*Challenge*: Count how many lines contain "name" and reply with that number only.

*Listing*:

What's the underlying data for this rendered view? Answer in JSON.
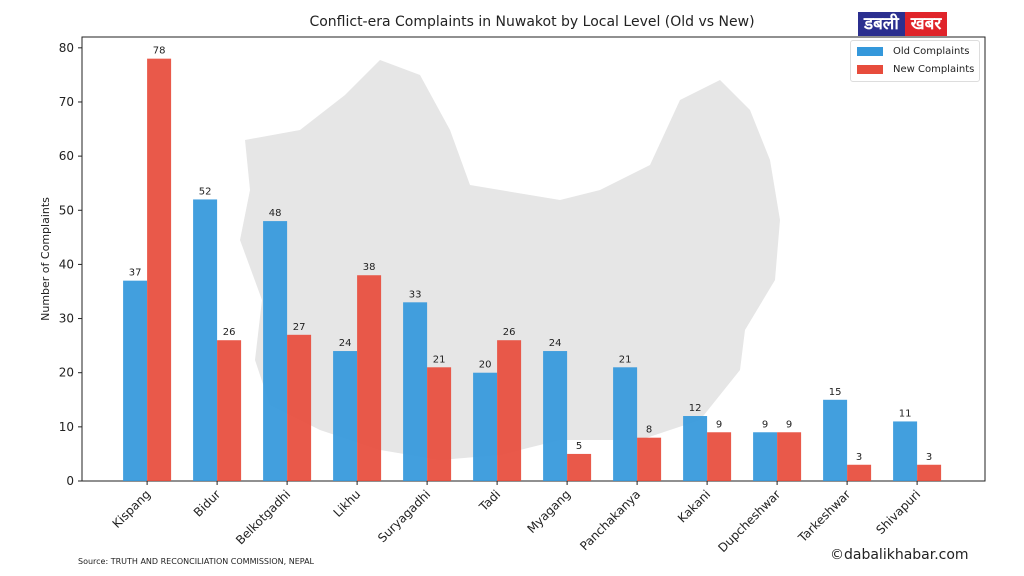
{
  "chart_data": {
    "type": "bar",
    "title": "Conflict-era Complaints in Nuwakot by Local Level (Old vs New)",
    "xlabel": "",
    "ylabel": "Number of Complaints",
    "ylim": [
      0,
      82
    ],
    "yticks": [
      0,
      10,
      20,
      30,
      40,
      50,
      60,
      70,
      80
    ],
    "grid": false,
    "legend_position": "top-right",
    "categories": [
      "Kispang",
      "Bidur",
      "Belkotgadhi",
      "Likhu",
      "Suryagadhi",
      "Tadi",
      "Myagang",
      "Panchakanya",
      "Kakani",
      "Dupcheshwar",
      "Tarkeshwar",
      "Shivapuri"
    ],
    "series": [
      {
        "name": "Old Complaints",
        "color": "#3498db",
        "values": [
          37,
          52,
          48,
          24,
          33,
          20,
          24,
          21,
          12,
          9,
          15,
          11
        ]
      },
      {
        "name": "New Complaints",
        "color": "#e74c3c",
        "values": [
          78,
          26,
          27,
          38,
          21,
          26,
          5,
          8,
          9,
          9,
          3,
          3
        ]
      }
    ]
  },
  "logo": {
    "part1": "डबली",
    "part2": "खबर"
  },
  "source": "Source: TRUTH AND RECONCILIATION COMMISSION, NEPAL",
  "copyright": "©dabalikhabar.com"
}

*Task answer*: 2